**PROBLEM:** State how many lines contain the string "ADESIONI", and write nothing else.

[Stored data entries]

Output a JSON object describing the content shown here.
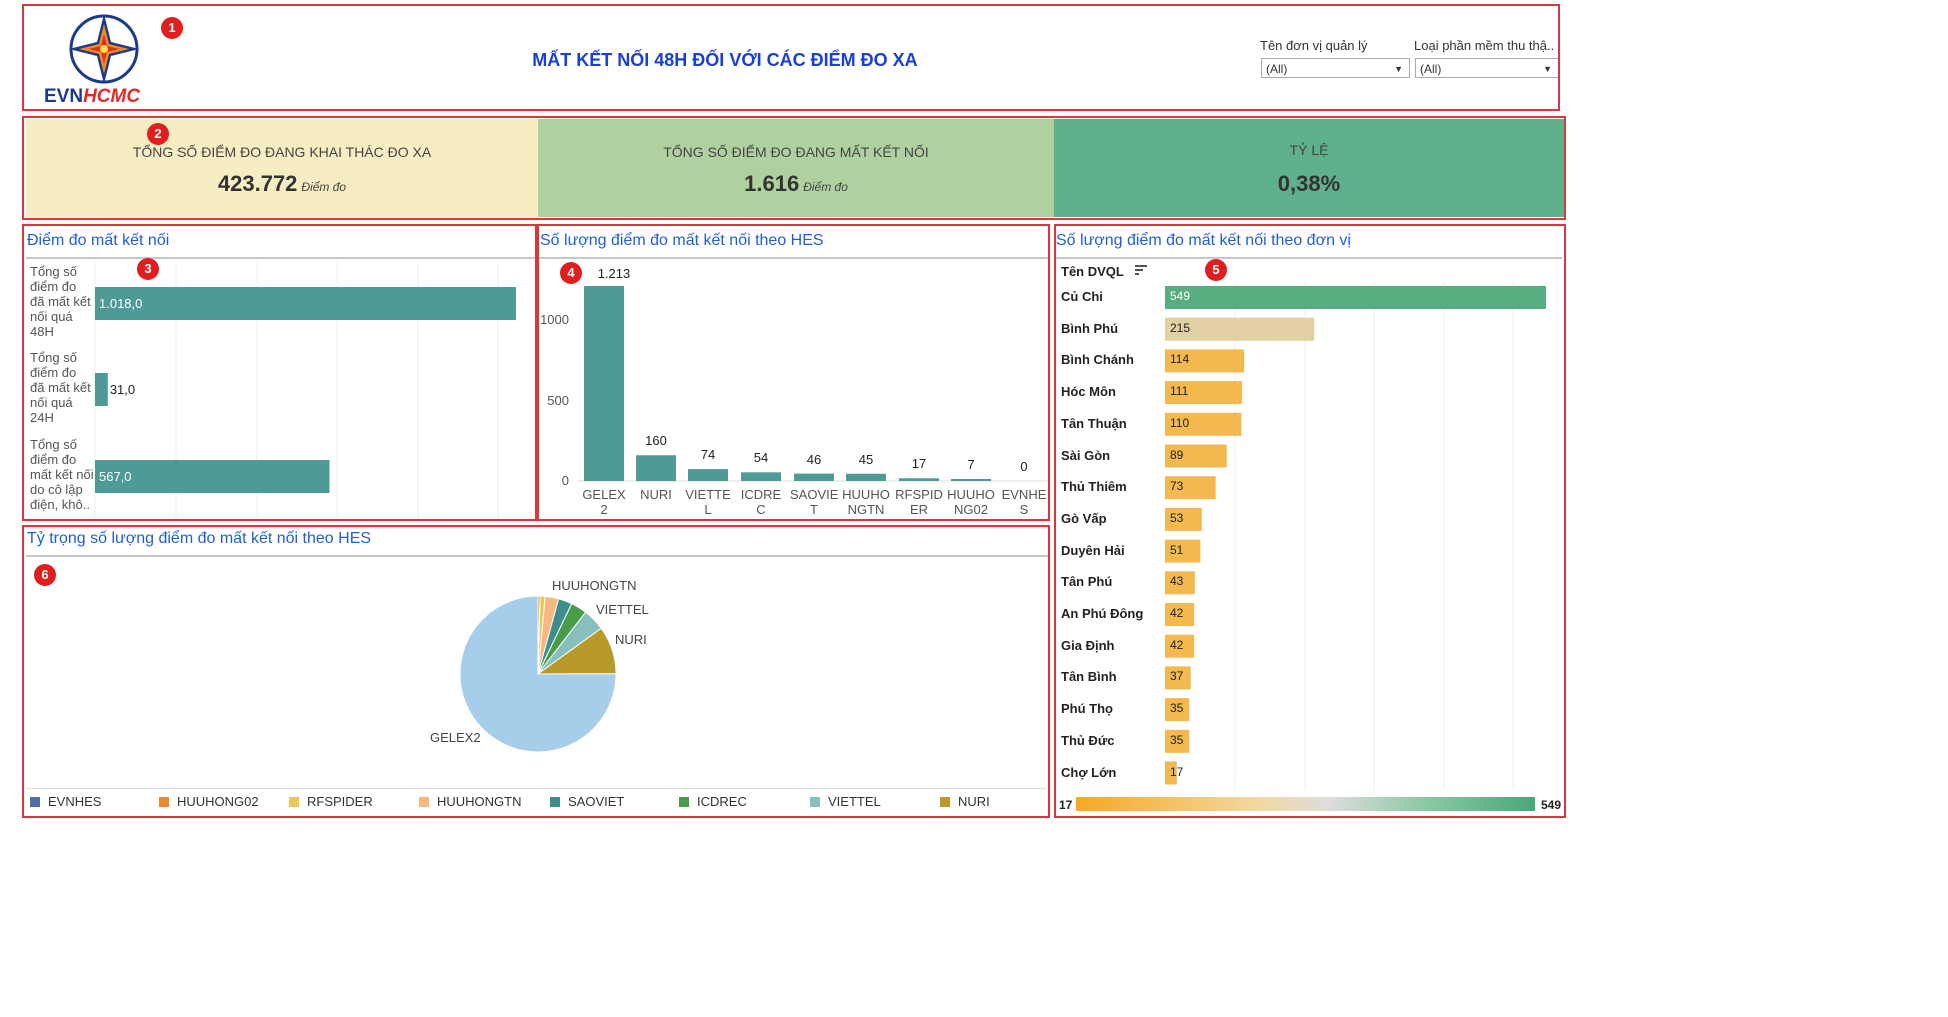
{
  "header": {
    "logo_text_1": "EVN",
    "logo_text_2": "HCMC",
    "title": "MẤT KẾT NỐI 48H ĐỐI VỚI CÁC ĐIỂM ĐO XA",
    "filters": [
      {
        "label": "Tên đơn vị quản lý",
        "value": "(All)"
      },
      {
        "label": "Loại phần mềm thu thậ..",
        "value": "(All)"
      }
    ]
  },
  "badges": [
    "1",
    "2",
    "3",
    "4",
    "5",
    "6"
  ],
  "kpis": [
    {
      "label": "TỔNG SỐ ĐIỂM ĐO ĐANG KHAI THÁC ĐO XA",
      "value": "423.772",
      "unit": "Điểm đo",
      "color": "#f6edc3"
    },
    {
      "label": "TỔNG SỐ ĐIỂM ĐO ĐANG MẤT KẾT NỐI",
      "value": "1.616",
      "unit": "Điểm đo",
      "color": "#afd19f"
    },
    {
      "label": "TỶ LỆ",
      "value": "0,38%",
      "unit": "",
      "color": "#5fb08d"
    }
  ],
  "panel3": {
    "title": "Điểm đo mất kết nối"
  },
  "panel4": {
    "title": "Số lượng điểm đo mất kết nối theo HES"
  },
  "panel5": {
    "title": "Số lượng điểm đo mất kết nối theo đơn vị",
    "sort_label": "Tên DVQL"
  },
  "panel6": {
    "title": "Tỷ trọng số lượng điểm đo mất kết nối theo HES"
  },
  "chart_data": [
    {
      "type": "bar",
      "orientation": "horizontal",
      "title": "Điểm đo mất kết nối",
      "categories": [
        "Tổng số điểm đo đã mất kết nối quá 48H",
        "Tổng số điểm đo đã mất kết nối quá 24H",
        "Tổng số điểm đo mất kết nối do cô lập điện, khô.."
      ],
      "values": [
        1018.0,
        31.0,
        567.0
      ],
      "value_labels": [
        "1.018,0",
        "31,0",
        "567,0"
      ],
      "color": "#4e9a96",
      "grid": true
    },
    {
      "type": "bar",
      "title": "Số lượng điểm đo mất kết nối theo HES",
      "categories": [
        "GELEX2",
        "NURI",
        "VIETTEL",
        "ICDREC",
        "SAOVIET",
        "HUUHONGTN",
        "RFSPIDER",
        "HUUHONG02",
        "EVNHES"
      ],
      "tick_labels": [
        [
          "GELEX",
          "2"
        ],
        [
          "NURI"
        ],
        [
          "VIETTE",
          "L"
        ],
        [
          "ICDRE",
          "C"
        ],
        [
          "SAOVIE",
          "T"
        ],
        [
          "HUUHO",
          "NGTN"
        ],
        [
          "RFSPID",
          "ER"
        ],
        [
          "HUUHO",
          "NG02"
        ],
        [
          "EVNHE",
          "S"
        ]
      ],
      "values": [
        1213,
        160,
        74,
        54,
        46,
        45,
        17,
        7,
        0
      ],
      "value_labels": [
        "1.213",
        "160",
        "74",
        "54",
        "46",
        "45",
        "17",
        "7",
        "0"
      ],
      "yticks": [
        "0",
        "500",
        "1000"
      ],
      "ylim": [
        0,
        1300
      ],
      "color": "#4e9a96"
    },
    {
      "type": "bar",
      "orientation": "horizontal",
      "title": "Số lượng điểm đo mất kết nối theo đơn vị",
      "categories": [
        "Củ Chi",
        "Bình Phú",
        "Bình Chánh",
        "Hóc Môn",
        "Tân Thuận",
        "Sài Gòn",
        "Thủ Thiêm",
        "Gò Vấp",
        "Duyên Hải",
        "Tân Phú",
        "An Phú Đông",
        "Gia Định",
        "Tân Bình",
        "Phú Thọ",
        "Thủ Đức",
        "Chợ Lớn"
      ],
      "values": [
        549,
        215,
        114,
        111,
        110,
        89,
        73,
        53,
        51,
        43,
        42,
        42,
        37,
        35,
        35,
        17
      ],
      "colors": [
        "#57ae80",
        "#e3cfa4",
        "#f3b94e",
        "#f3b94e",
        "#f3b94e",
        "#f3b94e",
        "#f3b94e",
        "#f3b94e",
        "#f3b94e",
        "#f3b94e",
        "#f3b94e",
        "#f3b94e",
        "#f3b94e",
        "#f3b94e",
        "#f3b94e",
        "#f3b94e"
      ],
      "xlim": [
        0,
        549
      ],
      "color_legend": {
        "min": "17",
        "max": "549"
      }
    },
    {
      "type": "pie",
      "title": "Tỷ trọng số lượng điểm đo mất kết nối theo HES",
      "categories": [
        "GELEX2",
        "NURI",
        "VIETTEL",
        "ICDREC",
        "SAOVIET",
        "HUUHONGTN",
        "RFSPIDER",
        "HUUHONG02",
        "EVNHES"
      ],
      "values": [
        1213,
        160,
        74,
        54,
        46,
        45,
        17,
        7,
        0
      ],
      "colors": [
        "#a6cde9",
        "#b89a2b",
        "#86bfbc",
        "#499d4a",
        "#3d8e8b",
        "#f6b880",
        "#efc65c",
        "#e98c2d",
        "#4f6fa6"
      ],
      "slice_labels": [
        "GELEX2",
        "NURI",
        "VIETTEL",
        "HUUHONGTN"
      ],
      "legend": [
        "EVNHES",
        "HUUHONG02",
        "RFSPIDER",
        "HUUHONGTN",
        "SAOVIET",
        "ICDREC",
        "VIETTEL",
        "NURI"
      ],
      "legend_colors": [
        "#4f6fa6",
        "#e98c2d",
        "#efc65c",
        "#f6b880",
        "#3d8e8b",
        "#499d4a",
        "#86bfbc",
        "#b89a2b"
      ],
      "legend_position": "bottom"
    }
  ]
}
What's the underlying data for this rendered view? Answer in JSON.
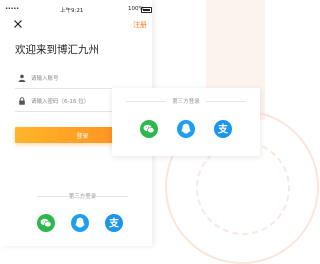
{
  "statusbar": {
    "carrier": "•••••",
    "time": "上午9:21",
    "battery": "100%"
  },
  "header": {
    "close_icon": "close-icon",
    "register_label": "注册"
  },
  "welcome_title": "欢迎来到博汇九州",
  "form": {
    "account_placeholder": "请输入账号",
    "password_placeholder": "请输入密码（6-16 位）",
    "login_label": "登录"
  },
  "third_party": {
    "label": "第三方登录",
    "providers": [
      {
        "name": "wechat-icon",
        "color": "#2db84d"
      },
      {
        "name": "qq-icon",
        "color": "#1f9ef0"
      },
      {
        "name": "alipay-icon",
        "color": "#1b96ea"
      }
    ]
  },
  "colors": {
    "accent": "#ff7a1a",
    "button_start": "#ffb52a",
    "button_end": "#ff8a1e"
  }
}
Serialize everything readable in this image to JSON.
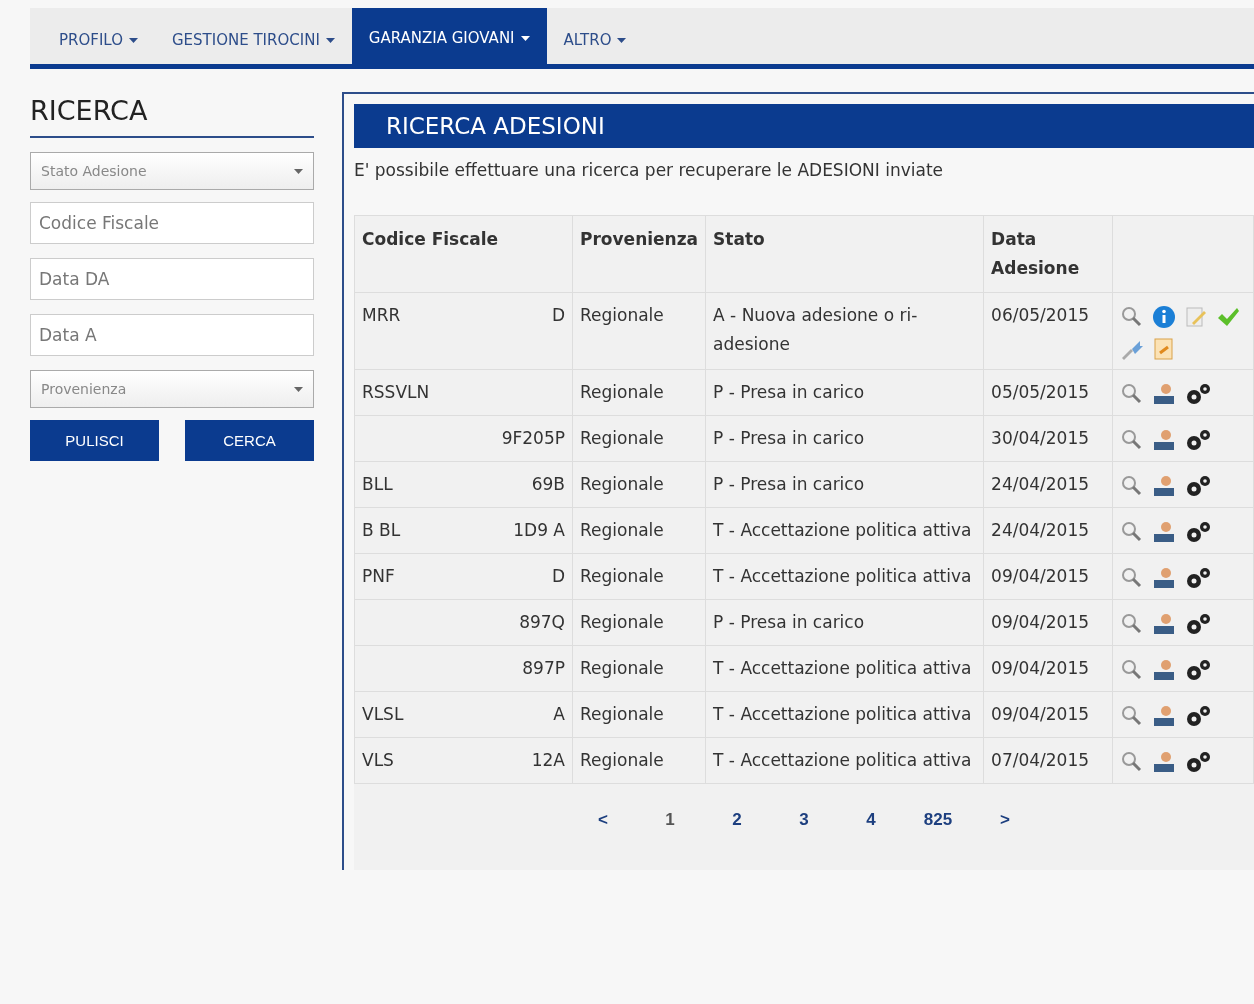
{
  "nav": [
    {
      "label": "PROFILO",
      "selected": false
    },
    {
      "label": "GESTIONE TIROCINI",
      "selected": false
    },
    {
      "label": "GARANZIA GIOVANI",
      "selected": true
    },
    {
      "label": "ALTRO",
      "selected": false
    }
  ],
  "sidebar": {
    "title": "RICERCA",
    "fields": [
      {
        "kind": "select",
        "placeholder": "Stato Adesione"
      },
      {
        "kind": "input",
        "placeholder": "Codice Fiscale"
      },
      {
        "kind": "input",
        "placeholder": "Data DA"
      },
      {
        "kind": "input",
        "placeholder": "Data A"
      },
      {
        "kind": "select",
        "placeholder": "Provenienza"
      }
    ],
    "buttons": [
      "PULISCI",
      "CERCA"
    ]
  },
  "panel": {
    "title": "RICERCA ADESIONI",
    "description": "E' possibile effettuare una ricerca per recuperare le ADESIONI inviate",
    "table": {
      "columns": [
        "Codice Fiscale",
        "Provenienza",
        "Stato",
        "Data Adesione"
      ],
      "rows": [
        {
          "code_left": "MRR",
          "code_right": "D",
          "origin": "Regionale",
          "status": "A - Nuova adesione o ri-adesione",
          "date": "06/05/2015",
          "kind": "new"
        },
        {
          "code_left": "RSSVLN",
          "code_right": "",
          "origin": "Regionale",
          "status": "P - Presa in carico",
          "date": "05/05/2015",
          "kind": "managed"
        },
        {
          "code_left": "",
          "code_right": "9F205P",
          "origin": "Regionale",
          "status": "P - Presa in carico",
          "date": "30/04/2015",
          "kind": "managed"
        },
        {
          "code_left": "BLL",
          "code_right": "69B",
          "origin": "Regionale",
          "status": "P - Presa in carico",
          "date": "24/04/2015",
          "kind": "managed"
        },
        {
          "code_left": "B BL",
          "code_right": "1D9 A",
          "origin": "Regionale",
          "status": "T - Accettazione politica attiva",
          "date": "24/04/2015",
          "kind": "managed"
        },
        {
          "code_left": "PNF",
          "code_right": "D",
          "origin": "Regionale",
          "status": "T - Accettazione politica attiva",
          "date": "09/04/2015",
          "kind": "managed"
        },
        {
          "code_left": "",
          "code_right": "897Q",
          "origin": "Regionale",
          "status": "P - Presa in carico",
          "date": "09/04/2015",
          "kind": "managed"
        },
        {
          "code_left": "",
          "code_right": "897P",
          "origin": "Regionale",
          "status": "T - Accettazione politica attiva",
          "date": "09/04/2015",
          "kind": "managed"
        },
        {
          "code_left": "VLSL",
          "code_right": "A",
          "origin": "Regionale",
          "status": "T - Accettazione politica attiva",
          "date": "09/04/2015",
          "kind": "managed"
        },
        {
          "code_left": "VLS",
          "code_right": "12A",
          "origin": "Regionale",
          "status": "T - Accettazione politica attiva",
          "date": "07/04/2015",
          "kind": "managed"
        }
      ]
    },
    "pagination": [
      {
        "label": "<",
        "selected": false
      },
      {
        "label": "1",
        "selected": true
      },
      {
        "label": "2",
        "selected": false
      },
      {
        "label": "3",
        "selected": false
      },
      {
        "label": "4",
        "selected": false
      },
      {
        "label": "825",
        "selected": false
      },
      {
        "label": ">",
        "selected": false
      }
    ]
  }
}
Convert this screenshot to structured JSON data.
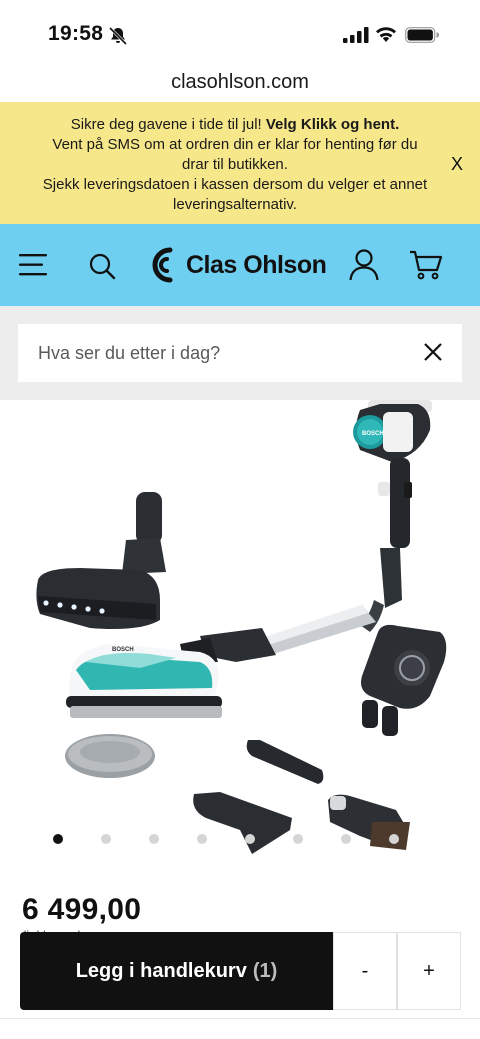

**RESPONSE TO THIS TASK:** 2